Task goal
Rename "code-line" to "source-line" throughout the entries below, and write out all of their lines again with no other change.

(Stored items)
++++++++++++++++++++

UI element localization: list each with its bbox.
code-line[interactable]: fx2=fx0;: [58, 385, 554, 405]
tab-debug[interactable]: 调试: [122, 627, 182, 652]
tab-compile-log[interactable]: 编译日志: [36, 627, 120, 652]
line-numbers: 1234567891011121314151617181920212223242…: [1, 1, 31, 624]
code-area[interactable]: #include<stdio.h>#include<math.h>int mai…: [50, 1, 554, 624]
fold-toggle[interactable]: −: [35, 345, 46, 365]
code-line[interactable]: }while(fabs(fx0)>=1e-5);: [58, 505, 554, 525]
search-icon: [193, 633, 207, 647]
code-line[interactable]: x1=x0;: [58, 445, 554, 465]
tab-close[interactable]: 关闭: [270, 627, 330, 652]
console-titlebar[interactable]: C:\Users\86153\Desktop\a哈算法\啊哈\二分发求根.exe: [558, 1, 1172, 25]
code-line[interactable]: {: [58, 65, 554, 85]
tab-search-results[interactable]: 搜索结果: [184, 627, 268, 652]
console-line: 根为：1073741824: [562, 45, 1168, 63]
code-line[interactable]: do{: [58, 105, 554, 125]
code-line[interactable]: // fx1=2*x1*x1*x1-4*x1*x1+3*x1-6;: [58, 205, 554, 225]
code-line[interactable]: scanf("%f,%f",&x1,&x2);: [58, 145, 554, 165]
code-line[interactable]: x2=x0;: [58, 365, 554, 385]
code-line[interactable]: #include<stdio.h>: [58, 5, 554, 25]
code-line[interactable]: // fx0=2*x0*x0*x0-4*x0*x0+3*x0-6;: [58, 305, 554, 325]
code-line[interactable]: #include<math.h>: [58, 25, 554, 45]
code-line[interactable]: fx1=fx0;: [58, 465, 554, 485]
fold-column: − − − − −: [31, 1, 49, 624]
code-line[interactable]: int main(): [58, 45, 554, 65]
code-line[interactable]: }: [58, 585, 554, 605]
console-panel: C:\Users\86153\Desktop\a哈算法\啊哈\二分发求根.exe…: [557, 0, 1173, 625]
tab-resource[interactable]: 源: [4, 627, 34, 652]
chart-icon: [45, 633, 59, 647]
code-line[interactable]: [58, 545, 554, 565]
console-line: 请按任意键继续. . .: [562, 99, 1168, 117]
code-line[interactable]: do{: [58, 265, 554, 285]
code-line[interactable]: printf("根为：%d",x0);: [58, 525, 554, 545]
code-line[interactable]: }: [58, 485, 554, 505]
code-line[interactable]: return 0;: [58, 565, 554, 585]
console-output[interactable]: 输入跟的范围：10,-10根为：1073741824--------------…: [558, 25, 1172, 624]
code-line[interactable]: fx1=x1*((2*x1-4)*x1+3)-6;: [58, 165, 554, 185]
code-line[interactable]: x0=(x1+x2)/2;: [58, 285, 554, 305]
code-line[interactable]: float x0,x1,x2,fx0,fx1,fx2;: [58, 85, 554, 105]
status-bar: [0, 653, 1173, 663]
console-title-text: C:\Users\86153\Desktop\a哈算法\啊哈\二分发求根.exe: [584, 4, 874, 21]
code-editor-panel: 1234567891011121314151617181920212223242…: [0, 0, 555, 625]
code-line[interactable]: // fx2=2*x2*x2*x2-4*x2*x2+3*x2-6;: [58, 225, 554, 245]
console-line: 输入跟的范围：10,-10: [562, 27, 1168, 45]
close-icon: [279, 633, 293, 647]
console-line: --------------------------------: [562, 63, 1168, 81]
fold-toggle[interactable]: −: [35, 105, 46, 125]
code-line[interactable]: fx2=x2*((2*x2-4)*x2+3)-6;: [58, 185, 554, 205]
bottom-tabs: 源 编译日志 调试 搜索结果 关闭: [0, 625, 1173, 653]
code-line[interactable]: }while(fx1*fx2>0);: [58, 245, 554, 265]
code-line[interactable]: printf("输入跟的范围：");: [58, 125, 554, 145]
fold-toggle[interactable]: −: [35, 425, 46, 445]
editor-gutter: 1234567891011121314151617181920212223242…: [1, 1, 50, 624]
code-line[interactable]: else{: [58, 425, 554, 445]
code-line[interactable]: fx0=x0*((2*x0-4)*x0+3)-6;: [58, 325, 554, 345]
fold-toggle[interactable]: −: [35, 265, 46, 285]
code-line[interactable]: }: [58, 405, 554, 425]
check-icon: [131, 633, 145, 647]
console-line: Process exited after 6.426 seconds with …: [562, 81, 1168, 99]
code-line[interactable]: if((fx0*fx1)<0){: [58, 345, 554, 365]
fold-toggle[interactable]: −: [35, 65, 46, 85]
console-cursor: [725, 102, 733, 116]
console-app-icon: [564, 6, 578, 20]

++++++++++++++++++++

Full solution
UI element localization: list each with its bbox.
source-line[interactable]: fx2=fx0;: [58, 385, 554, 405]
tab-debug[interactable]: 调试: [122, 627, 182, 652]
tab-compile-log[interactable]: 编译日志: [36, 627, 120, 652]
line-numbers: 1234567891011121314151617181920212223242…: [1, 1, 31, 624]
code-area[interactable]: #include<stdio.h>#include<math.h>int mai…: [50, 1, 554, 624]
fold-toggle[interactable]: −: [35, 345, 46, 365]
source-line[interactable]: }while(fabs(fx0)>=1e-5);: [58, 505, 554, 525]
search-icon: [193, 633, 207, 647]
source-line[interactable]: x1=x0;: [58, 445, 554, 465]
tab-close[interactable]: 关闭: [270, 627, 330, 652]
console-titlebar[interactable]: C:\Users\86153\Desktop\a哈算法\啊哈\二分发求根.exe: [558, 1, 1172, 25]
source-line[interactable]: {: [58, 65, 554, 85]
tab-search-results[interactable]: 搜索结果: [184, 627, 268, 652]
console-line: 根为：1073741824: [562, 45, 1168, 63]
source-line[interactable]: do{: [58, 105, 554, 125]
source-line[interactable]: // fx1=2*x1*x1*x1-4*x1*x1+3*x1-6;: [58, 205, 554, 225]
source-line[interactable]: scanf("%f,%f",&x1,&x2);: [58, 145, 554, 165]
source-line[interactable]: x2=x0;: [58, 365, 554, 385]
source-line[interactable]: #include<stdio.h>: [58, 5, 554, 25]
source-line[interactable]: // fx0=2*x0*x0*x0-4*x0*x0+3*x0-6;: [58, 305, 554, 325]
source-line[interactable]: #include<math.h>: [58, 25, 554, 45]
source-line[interactable]: fx1=fx0;: [58, 465, 554, 485]
fold-column: − − − − −: [31, 1, 49, 624]
source-line[interactable]: int main(): [58, 45, 554, 65]
source-line[interactable]: }: [58, 585, 554, 605]
console-panel: C:\Users\86153\Desktop\a哈算法\啊哈\二分发求根.exe…: [557, 0, 1173, 625]
tab-resource[interactable]: 源: [4, 627, 34, 652]
chart-icon: [45, 633, 59, 647]
source-line[interactable]: [58, 545, 554, 565]
console-line: 请按任意键继续. . .: [562, 99, 1168, 117]
source-line[interactable]: do{: [58, 265, 554, 285]
source-line[interactable]: printf("根为：%d",x0);: [58, 525, 554, 545]
source-line[interactable]: }: [58, 485, 554, 505]
source-line[interactable]: return 0;: [58, 565, 554, 585]
console-output[interactable]: 输入跟的范围：10,-10根为：1073741824--------------…: [558, 25, 1172, 624]
source-line[interactable]: fx1=x1*((2*x1-4)*x1+3)-6;: [58, 165, 554, 185]
source-line[interactable]: x0=(x1+x2)/2;: [58, 285, 554, 305]
source-line[interactable]: float x0,x1,x2,fx0,fx1,fx2;: [58, 85, 554, 105]
status-bar: [0, 653, 1173, 663]
console-title-text: C:\Users\86153\Desktop\a哈算法\啊哈\二分发求根.exe: [584, 4, 874, 21]
code-editor-panel: 1234567891011121314151617181920212223242…: [0, 0, 555, 625]
source-line[interactable]: // fx2=2*x2*x2*x2-4*x2*x2+3*x2-6;: [58, 225, 554, 245]
console-line: 输入跟的范围：10,-10: [562, 27, 1168, 45]
close-icon: [279, 633, 293, 647]
console-line: --------------------------------: [562, 63, 1168, 81]
fold-toggle[interactable]: −: [35, 105, 46, 125]
source-line[interactable]: fx2=x2*((2*x2-4)*x2+3)-6;: [58, 185, 554, 205]
bottom-tabs: 源 编译日志 调试 搜索结果 关闭: [0, 625, 1173, 653]
source-line[interactable]: }while(fx1*fx2>0);: [58, 245, 554, 265]
source-line[interactable]: printf("输入跟的范围：");: [58, 125, 554, 145]
fold-toggle[interactable]: −: [35, 425, 46, 445]
editor-gutter: 1234567891011121314151617181920212223242…: [1, 1, 50, 624]
source-line[interactable]: else{: [58, 425, 554, 445]
source-line[interactable]: fx0=x0*((2*x0-4)*x0+3)-6;: [58, 325, 554, 345]
fold-toggle[interactable]: −: [35, 265, 46, 285]
source-line[interactable]: }: [58, 405, 554, 425]
check-icon: [131, 633, 145, 647]
console-line: Process exited after 6.426 seconds with …: [562, 81, 1168, 99]
source-line[interactable]: if((fx0*fx1)<0){: [58, 345, 554, 365]
fold-toggle[interactable]: −: [35, 65, 46, 85]
console-cursor: [725, 102, 733, 116]
console-app-icon: [564, 6, 578, 20]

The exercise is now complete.